(Extracted records)

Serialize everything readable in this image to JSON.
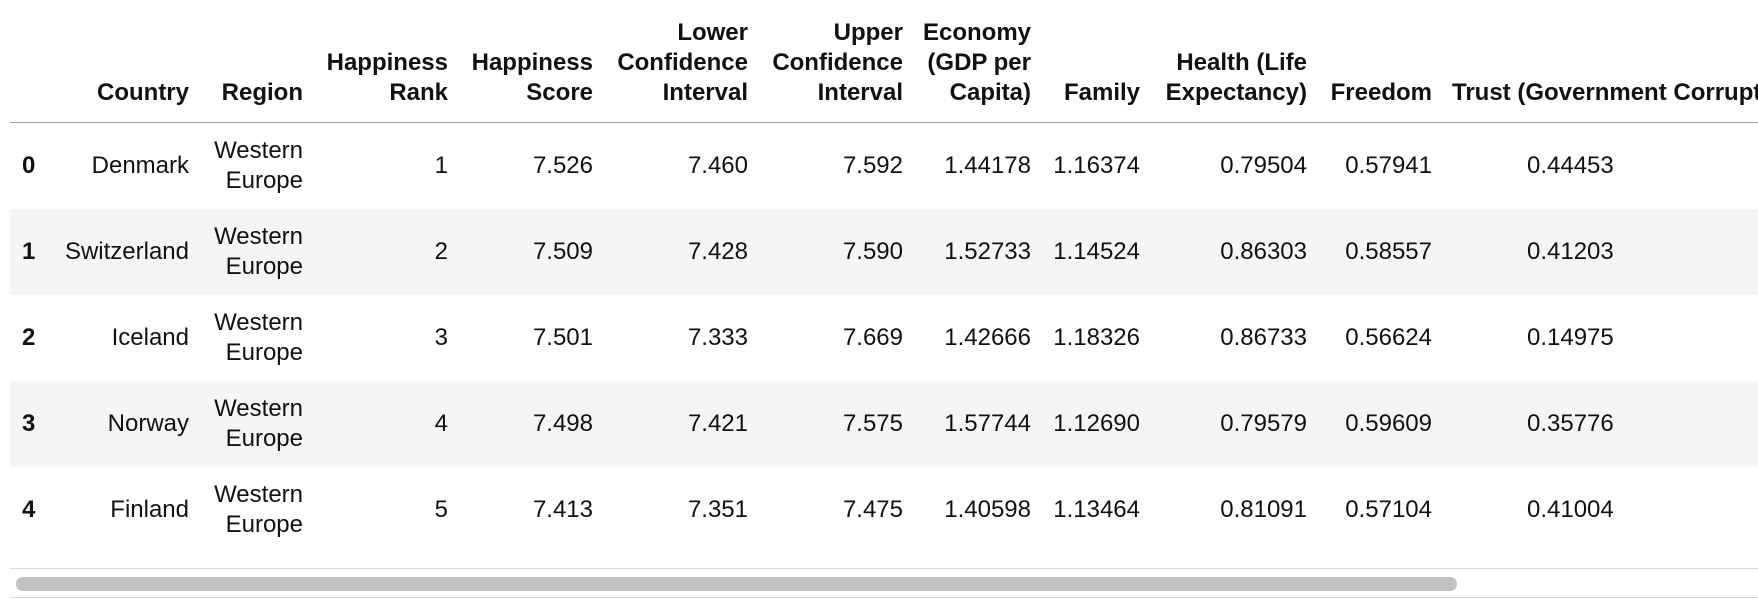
{
  "table": {
    "columns": [
      "",
      "Country",
      "Region",
      "Happiness Rank",
      "Happiness Score",
      "Lower Confidence Interval",
      "Upper Confidence Interval",
      "Economy (GDP per Capita)",
      "Family",
      "Health (Life Expectancy)",
      "Freedom",
      "Trust (Government Corruption)"
    ],
    "rows": [
      {
        "index": "0",
        "country": "Denmark",
        "region": "Western Europe",
        "rank": "1",
        "score": "7.526",
        "lower": "7.460",
        "upper": "7.592",
        "economy": "1.44178",
        "family": "1.16374",
        "health": "0.79504",
        "freedom": "0.57941",
        "trust": "0.44453"
      },
      {
        "index": "1",
        "country": "Switzerland",
        "region": "Western Europe",
        "rank": "2",
        "score": "7.509",
        "lower": "7.428",
        "upper": "7.590",
        "economy": "1.52733",
        "family": "1.14524",
        "health": "0.86303",
        "freedom": "0.58557",
        "trust": "0.41203"
      },
      {
        "index": "2",
        "country": "Iceland",
        "region": "Western Europe",
        "rank": "3",
        "score": "7.501",
        "lower": "7.333",
        "upper": "7.669",
        "economy": "1.42666",
        "family": "1.18326",
        "health": "0.86733",
        "freedom": "0.56624",
        "trust": "0.14975"
      },
      {
        "index": "3",
        "country": "Norway",
        "region": "Western Europe",
        "rank": "4",
        "score": "7.498",
        "lower": "7.421",
        "upper": "7.575",
        "economy": "1.57744",
        "family": "1.12690",
        "health": "0.79579",
        "freedom": "0.59609",
        "trust": "0.35776"
      },
      {
        "index": "4",
        "country": "Finland",
        "region": "Western Europe",
        "rank": "5",
        "score": "7.413",
        "lower": "7.351",
        "upper": "7.475",
        "economy": "1.40598",
        "family": "1.13464",
        "health": "0.81091",
        "freedom": "0.57104",
        "trust": "0.41004"
      }
    ]
  },
  "scrollbar": {
    "thumb_fraction": 0.83
  }
}
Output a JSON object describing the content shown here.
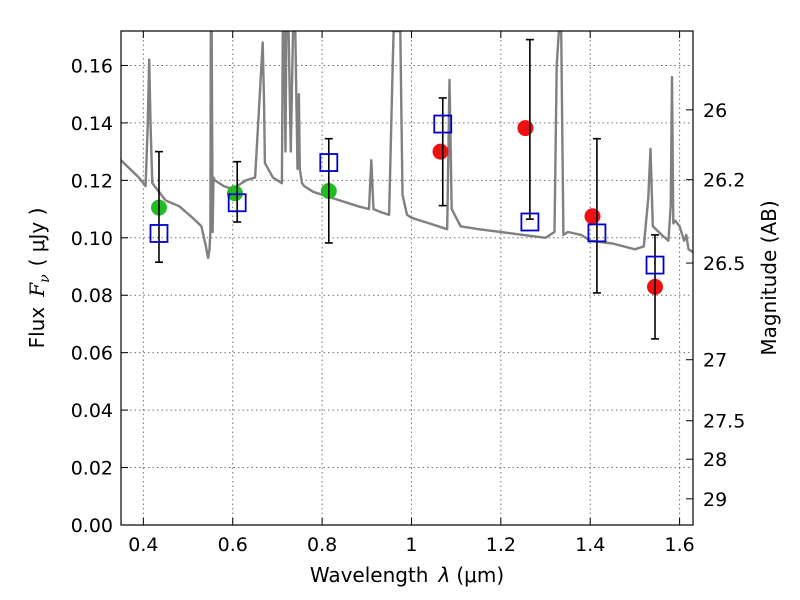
{
  "chart_data": {
    "type": "scatter",
    "title": "",
    "xlabel": "Wavelength  λ (μm)",
    "ylabel": "Flux  F_ν  ( μJy )",
    "ylabel_parts": {
      "prefix": "Flux",
      "symbol": "F",
      "subscript": "ν",
      "units": "( μJy )"
    },
    "xlabel_parts": {
      "prefix": "Wavelength",
      "symbol": "λ",
      "units": "(μm)"
    },
    "y2label": "Magnitude (AB)",
    "xlim": [
      0.35,
      1.63
    ],
    "ylim": [
      0.0,
      0.172
    ],
    "grid": true,
    "x_ticks": [
      0.4,
      0.6,
      0.8,
      1.0,
      1.2,
      1.4,
      1.6
    ],
    "x_tick_labels": [
      "0.4",
      "0.6",
      "0.8",
      "1",
      "1.2",
      "1.4",
      "1.6"
    ],
    "y_ticks": [
      0.0,
      0.02,
      0.04,
      0.06,
      0.08,
      0.1,
      0.12,
      0.14,
      0.16
    ],
    "y_tick_labels": [
      "0.00",
      "0.02",
      "0.04",
      "0.06",
      "0.08",
      "0.10",
      "0.12",
      "0.14",
      "0.16"
    ],
    "y2_ticks": [
      26,
      26.2,
      26.5,
      27,
      27.5,
      28,
      29
    ],
    "y2_tick_labels": [
      "26",
      "26.2",
      "26.5",
      "27",
      "27.5",
      "28",
      "29"
    ],
    "series": [
      {
        "kind": "spectrum",
        "color": "#808080",
        "x": [
          0.35,
          0.37,
          0.39,
          0.405,
          0.41,
          0.413,
          0.416,
          0.42,
          0.45,
          0.48,
          0.51,
          0.53,
          0.54,
          0.545,
          0.548,
          0.55,
          0.551,
          0.553,
          0.555,
          0.557,
          0.56,
          0.58,
          0.6,
          0.63,
          0.65,
          0.66,
          0.667,
          0.67,
          0.672,
          0.69,
          0.71,
          0.712,
          0.715,
          0.718,
          0.72,
          0.725,
          0.73,
          0.735,
          0.74,
          0.745,
          0.748,
          0.75,
          0.755,
          0.76,
          0.78,
          0.8,
          0.82,
          0.84,
          0.86,
          0.88,
          0.905,
          0.91,
          0.915,
          0.93,
          0.95,
          0.958,
          0.96,
          0.965,
          0.97,
          0.975,
          0.98,
          0.99,
          1.0,
          1.02,
          1.04,
          1.06,
          1.08,
          1.085,
          1.09,
          1.11,
          1.15,
          1.2,
          1.25,
          1.3,
          1.32,
          1.325,
          1.33,
          1.335,
          1.34,
          1.35,
          1.38,
          1.4,
          1.45,
          1.5,
          1.52,
          1.53,
          1.535,
          1.54,
          1.56,
          1.575,
          1.58,
          1.583,
          1.586,
          1.59,
          1.6,
          1.61,
          1.615,
          1.62,
          1.63
        ],
        "y": [
          0.127,
          0.124,
          0.121,
          0.118,
          0.14,
          0.162,
          0.14,
          0.119,
          0.113,
          0.111,
          0.107,
          0.104,
          0.097,
          0.093,
          0.096,
          0.102,
          0.172,
          0.172,
          0.102,
          0.121,
          0.12,
          0.118,
          0.117,
          0.12,
          0.121,
          0.148,
          0.168,
          0.148,
          0.126,
          0.121,
          0.119,
          0.172,
          0.172,
          0.13,
          0.172,
          0.172,
          0.13,
          0.172,
          0.172,
          0.124,
          0.15,
          0.124,
          0.119,
          0.118,
          0.116,
          0.115,
          0.114,
          0.113,
          0.112,
          0.111,
          0.11,
          0.127,
          0.11,
          0.109,
          0.108,
          0.16,
          0.172,
          0.172,
          0.172,
          0.172,
          0.115,
          0.108,
          0.107,
          0.106,
          0.105,
          0.104,
          0.103,
          0.155,
          0.11,
          0.104,
          0.103,
          0.102,
          0.101,
          0.1,
          0.102,
          0.16,
          0.172,
          0.172,
          0.101,
          0.102,
          0.101,
          0.099,
          0.098,
          0.096,
          0.097,
          0.114,
          0.131,
          0.104,
          0.101,
          0.099,
          0.111,
          0.156,
          0.105,
          0.106,
          0.104,
          0.099,
          0.101,
          0.096,
          0.095
        ]
      },
      {
        "kind": "filled-circle",
        "color": "#22bb22",
        "x": [
          0.435,
          0.605,
          0.815
        ],
        "y": [
          0.1105,
          0.1155,
          0.1163
        ]
      },
      {
        "kind": "filled-circle",
        "color": "#ee1111",
        "x": [
          1.065,
          1.255,
          1.405,
          1.545
        ],
        "y": [
          0.13,
          0.1382,
          0.1075,
          0.0829
        ]
      },
      {
        "kind": "open-square-errorbar",
        "color": "#0000cc",
        "errorbar_color": "#000000",
        "x": [
          0.435,
          0.61,
          0.815,
          1.07,
          1.265,
          1.415,
          1.545
        ],
        "y": [
          0.1015,
          0.1122,
          0.1262,
          0.1396,
          0.1055,
          0.1017,
          0.0905
        ],
        "ylow": [
          0.0915,
          0.1055,
          0.0982,
          0.1112,
          0.1065,
          0.0808,
          0.0648
        ],
        "yhigh": [
          0.13,
          0.1265,
          0.1345,
          0.1487,
          0.169,
          0.1345,
          0.101
        ]
      }
    ]
  }
}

### Goal of the exercise
Your task is to set down the records shown above exactly, minus any pictures.

### The answer
Serialize everything readable in this image to JSON.
{
  "table": {
    "columns": [
      "",
      "Country",
      "Region",
      "Happiness Rank",
      "Happiness Score",
      "Lower Confidence Interval",
      "Upper Confidence Interval",
      "Economy (GDP per Capita)",
      "Family",
      "Health (Life Expectancy)",
      "Freedom",
      "Trust (Government Corruption)"
    ],
    "rows": [
      {
        "index": "0",
        "country": "Denmark",
        "region": "Western Europe",
        "rank": "1",
        "score": "7.526",
        "lower": "7.460",
        "upper": "7.592",
        "economy": "1.44178",
        "family": "1.16374",
        "health": "0.79504",
        "freedom": "0.57941",
        "trust": "0.44453"
      },
      {
        "index": "1",
        "country": "Switzerland",
        "region": "Western Europe",
        "rank": "2",
        "score": "7.509",
        "lower": "7.428",
        "upper": "7.590",
        "economy": "1.52733",
        "family": "1.14524",
        "health": "0.86303",
        "freedom": "0.58557",
        "trust": "0.41203"
      },
      {
        "index": "2",
        "country": "Iceland",
        "region": "Western Europe",
        "rank": "3",
        "score": "7.501",
        "lower": "7.333",
        "upper": "7.669",
        "economy": "1.42666",
        "family": "1.18326",
        "health": "0.86733",
        "freedom": "0.56624",
        "trust": "0.14975"
      },
      {
        "index": "3",
        "country": "Norway",
        "region": "Western Europe",
        "rank": "4",
        "score": "7.498",
        "lower": "7.421",
        "upper": "7.575",
        "economy": "1.57744",
        "family": "1.12690",
        "health": "0.79579",
        "freedom": "0.59609",
        "trust": "0.35776"
      },
      {
        "index": "4",
        "country": "Finland",
        "region": "Western Europe",
        "rank": "5",
        "score": "7.413",
        "lower": "7.351",
        "upper": "7.475",
        "economy": "1.40598",
        "family": "1.13464",
        "health": "0.81091",
        "freedom": "0.57104",
        "trust": "0.41004"
      }
    ]
  },
  "scrollbar": {
    "thumb_fraction": 0.83
  }
}
Output a JSON object describing the content shown here.
{
  "chart_data": {
    "type": "scatter",
    "title": "",
    "xlabel": "Wavelength  λ (μm)",
    "ylabel": "Flux  F_ν  ( μJy )",
    "ylabel_parts": {
      "prefix": "Flux",
      "symbol": "F",
      "subscript": "ν",
      "units": "( μJy )"
    },
    "xlabel_parts": {
      "prefix": "Wavelength",
      "symbol": "λ",
      "units": "(μm)"
    },
    "y2label": "Magnitude (AB)",
    "xlim": [
      0.35,
      1.63
    ],
    "ylim": [
      0.0,
      0.172
    ],
    "grid": true,
    "x_ticks": [
      0.4,
      0.6,
      0.8,
      1.0,
      1.2,
      1.4,
      1.6
    ],
    "x_tick_labels": [
      "0.4",
      "0.6",
      "0.8",
      "1",
      "1.2",
      "1.4",
      "1.6"
    ],
    "y_ticks": [
      0.0,
      0.02,
      0.04,
      0.06,
      0.08,
      0.1,
      0.12,
      0.14,
      0.16
    ],
    "y_tick_labels": [
      "0.00",
      "0.02",
      "0.04",
      "0.06",
      "0.08",
      "0.10",
      "0.12",
      "0.14",
      "0.16"
    ],
    "y2_ticks": [
      26,
      26.2,
      26.5,
      27,
      27.5,
      28,
      29
    ],
    "y2_tick_labels": [
      "26",
      "26.2",
      "26.5",
      "27",
      "27.5",
      "28",
      "29"
    ],
    "series": [
      {
        "kind": "spectrum",
        "color": "#808080",
        "x": [
          0.35,
          0.37,
          0.39,
          0.405,
          0.41,
          0.413,
          0.416,
          0.42,
          0.45,
          0.48,
          0.51,
          0.53,
          0.54,
          0.545,
          0.548,
          0.55,
          0.551,
          0.553,
          0.555,
          0.557,
          0.56,
          0.58,
          0.6,
          0.63,
          0.65,
          0.66,
          0.667,
          0.67,
          0.672,
          0.69,
          0.71,
          0.712,
          0.715,
          0.718,
          0.72,
          0.725,
          0.73,
          0.735,
          0.74,
          0.745,
          0.748,
          0.75,
          0.755,
          0.76,
          0.78,
          0.8,
          0.82,
          0.84,
          0.86,
          0.88,
          0.905,
          0.91,
          0.915,
          0.93,
          0.95,
          0.958,
          0.96,
          0.965,
          0.97,
          0.975,
          0.98,
          0.99,
          1.0,
          1.02,
          1.04,
          1.06,
          1.08,
          1.085,
          1.09,
          1.11,
          1.15,
          1.2,
          1.25,
          1.3,
          1.32,
          1.325,
          1.33,
          1.335,
          1.34,
          1.35,
          1.38,
          1.4,
          1.45,
          1.5,
          1.52,
          1.53,
          1.535,
          1.54,
          1.56,
          1.575,
          1.58,
          1.583,
          1.586,
          1.59,
          1.6,
          1.61,
          1.615,
          1.62,
          1.63
        ],
        "y": [
          0.127,
          0.124,
          0.121,
          0.118,
          0.14,
          0.162,
          0.14,
          0.119,
          0.113,
          0.111,
          0.107,
          0.104,
          0.097,
          0.093,
          0.096,
          0.102,
          0.172,
          0.172,
          0.102,
          0.121,
          0.12,
          0.118,
          0.117,
          0.12,
          0.121,
          0.148,
          0.168,
          0.148,
          0.126,
          0.121,
          0.119,
          0.172,
          0.172,
          0.13,
          0.172,
          0.172,
          0.13,
          0.172,
          0.172,
          0.124,
          0.15,
          0.124,
          0.119,
          0.118,
          0.116,
          0.115,
          0.114,
          0.113,
          0.112,
          0.111,
          0.11,
          0.127,
          0.11,
          0.109,
          0.108,
          0.16,
          0.172,
          0.172,
          0.172,
          0.172,
          0.115,
          0.108,
          0.107,
          0.106,
          0.105,
          0.104,
          0.103,
          0.155,
          0.11,
          0.104,
          0.103,
          0.102,
          0.101,
          0.1,
          0.102,
          0.16,
          0.172,
          0.172,
          0.101,
          0.102,
          0.101,
          0.099,
          0.098,
          0.096,
          0.097,
          0.114,
          0.131,
          0.104,
          0.101,
          0.099,
          0.111,
          0.156,
          0.105,
          0.106,
          0.104,
          0.099,
          0.101,
          0.096,
          0.095
        ]
      },
      {
        "kind": "filled-circle",
        "color": "#22bb22",
        "x": [
          0.435,
          0.605,
          0.815
        ],
        "y": [
          0.1105,
          0.1155,
          0.1163
        ]
      },
      {
        "kind": "filled-circle",
        "color": "#ee1111",
        "x": [
          1.065,
          1.255,
          1.405,
          1.545
        ],
        "y": [
          0.13,
          0.1382,
          0.1075,
          0.0829
        ]
      },
      {
        "kind": "open-square-errorbar",
        "color": "#0000cc",
        "errorbar_color": "#000000",
        "x": [
          0.435,
          0.61,
          0.815,
          1.07,
          1.265,
          1.415,
          1.545
        ],
        "y": [
          0.1015,
          0.1122,
          0.1262,
          0.1396,
          0.1055,
          0.1017,
          0.0905
        ],
        "ylow": [
          0.0915,
          0.1055,
          0.0982,
          0.1112,
          0.1065,
          0.0808,
          0.0648
        ],
        "yhigh": [
          0.13,
          0.1265,
          0.1345,
          0.1487,
          0.169,
          0.1345,
          0.101
        ]
      }
    ]
  }
}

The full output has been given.